* START DATA SUPPLIED *

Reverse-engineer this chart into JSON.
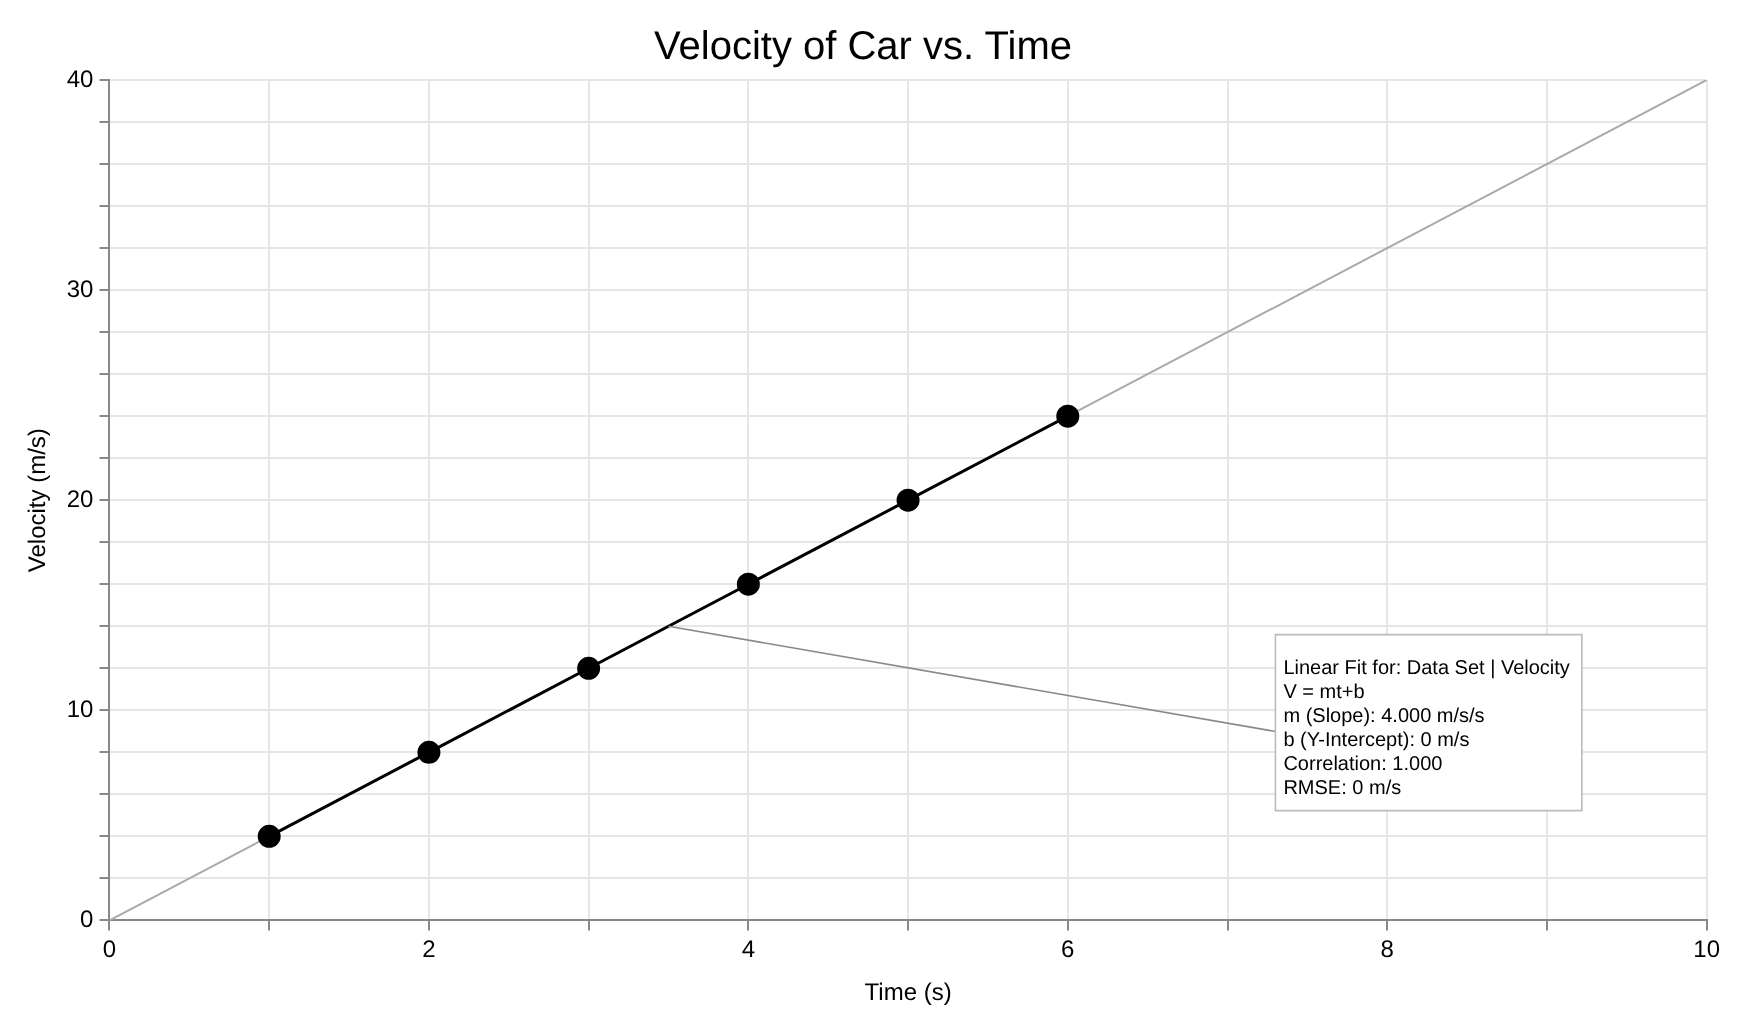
{
  "chart_data": {
    "type": "line",
    "title": "Velocity of Car vs. Time",
    "xlabel": "Time (s)",
    "ylabel": "Velocity (m/s)",
    "series": [
      {
        "x": [
          1,
          2,
          3,
          4,
          5,
          6
        ],
        "values": [
          4,
          8,
          12,
          16,
          20,
          24
        ],
        "color": "#000000",
        "marker": "circle"
      },
      {
        "x": [
          0,
          10
        ],
        "values": [
          0,
          40
        ],
        "color": "#aaaaaa",
        "marker": "none"
      }
    ],
    "xlim": [
      0,
      10
    ],
    "xticks": [
      0,
      {
        "value": 1,
        "label": null
      },
      2,
      {
        "value": 3,
        "label": null
      },
      4,
      {
        "value": 5,
        "label": null
      },
      6,
      {
        "value": 7,
        "label": null
      },
      8,
      {
        "value": 9,
        "label": null
      },
      10
    ],
    "ylim": [
      0,
      40
    ],
    "yticks": [
      0,
      {
        "value": 2,
        "label": null
      },
      {
        "value": 4,
        "label": null
      },
      {
        "value": 6,
        "label": null
      },
      {
        "value": 8,
        "label": null
      },
      10,
      {
        "value": 12,
        "label": null
      },
      {
        "value": 14,
        "label": null
      },
      {
        "value": 16,
        "label": null
      },
      {
        "value": 18,
        "label": null
      },
      20,
      {
        "value": 22,
        "label": null
      },
      {
        "value": 24,
        "label": null
      },
      {
        "value": 26,
        "label": null
      },
      {
        "value": 28,
        "label": null
      },
      30,
      {
        "value": 32,
        "label": null
      },
      {
        "value": 34,
        "label": null
      },
      {
        "value": 36,
        "label": null
      },
      {
        "value": 38,
        "label": null
      },
      40
    ],
    "grid": true,
    "legend": false,
    "line_style": "solid",
    "annotations": [
      {
        "text": "Linear Fit for: Data Set | Velocity\nV = mt+b\nm (Slope): 4.000 m/s/s\nb (Y-Intercept): 0 m/s\nCorrelation: 1.000\nRMSE: 0 m/s",
        "x": 3.5,
        "y": 14
      }
    ]
  }
}
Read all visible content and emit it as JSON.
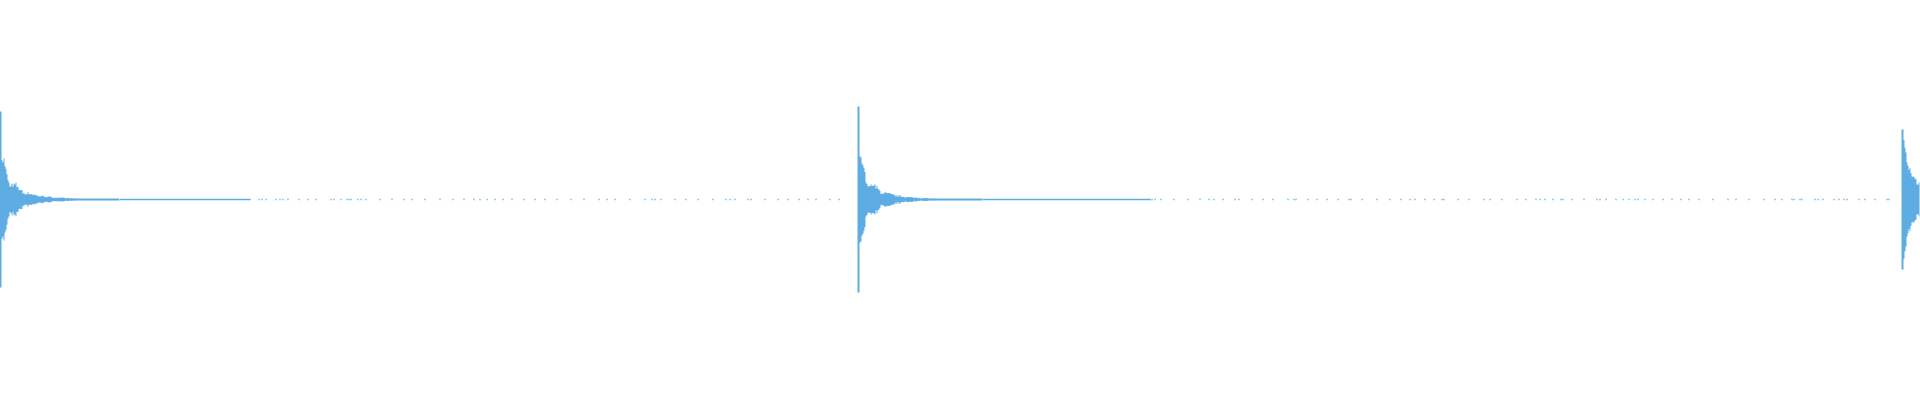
{
  "waveform": {
    "color": "#5DADE2",
    "background": "#FFFFFF"
  }
}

* END DATA SUPPLIED *

### EXERCISE DESCRIPTION
Copy every line of the data word for word, omitting the images.

### TASK ANSWER
Reverse-engineer this chart into JSON.
{
  "chart_data": {
    "type": "line",
    "title": "Velocity of Car vs. Time",
    "xlabel": "Time (s)",
    "ylabel": "Velocity (m/s)",
    "series": [
      {
        "x": [
          1,
          2,
          3,
          4,
          5,
          6
        ],
        "values": [
          4,
          8,
          12,
          16,
          20,
          24
        ],
        "color": "#000000",
        "marker": "circle"
      },
      {
        "x": [
          0,
          10
        ],
        "values": [
          0,
          40
        ],
        "color": "#aaaaaa",
        "marker": "none"
      }
    ],
    "xlim": [
      0,
      10
    ],
    "xticks": [
      0,
      {
        "value": 1,
        "label": null
      },
      2,
      {
        "value": 3,
        "label": null
      },
      4,
      {
        "value": 5,
        "label": null
      },
      6,
      {
        "value": 7,
        "label": null
      },
      8,
      {
        "value": 9,
        "label": null
      },
      10
    ],
    "ylim": [
      0,
      40
    ],
    "yticks": [
      0,
      {
        "value": 2,
        "label": null
      },
      {
        "value": 4,
        "label": null
      },
      {
        "value": 6,
        "label": null
      },
      {
        "value": 8,
        "label": null
      },
      10,
      {
        "value": 12,
        "label": null
      },
      {
        "value": 14,
        "label": null
      },
      {
        "value": 16,
        "label": null
      },
      {
        "value": 18,
        "label": null
      },
      20,
      {
        "value": 22,
        "label": null
      },
      {
        "value": 24,
        "label": null
      },
      {
        "value": 26,
        "label": null
      },
      {
        "value": 28,
        "label": null
      },
      30,
      {
        "value": 32,
        "label": null
      },
      {
        "value": 34,
        "label": null
      },
      {
        "value": 36,
        "label": null
      },
      {
        "value": 38,
        "label": null
      },
      40
    ],
    "grid": true,
    "legend": false,
    "line_style": "solid",
    "annotations": [
      {
        "text": "Linear Fit for: Data Set | Velocity\nV = mt+b\nm (Slope): 4.000 m/s/s\nb (Y-Intercept): 0 m/s\nCorrelation: 1.000\nRMSE: 0 m/s",
        "x": 3.5,
        "y": 14
      }
    ]
  }
}
Read all visible content and emit it as JSON.
{
  "waveform": {
    "color": "#5DADE2",
    "background": "#FFFFFF"
  }
}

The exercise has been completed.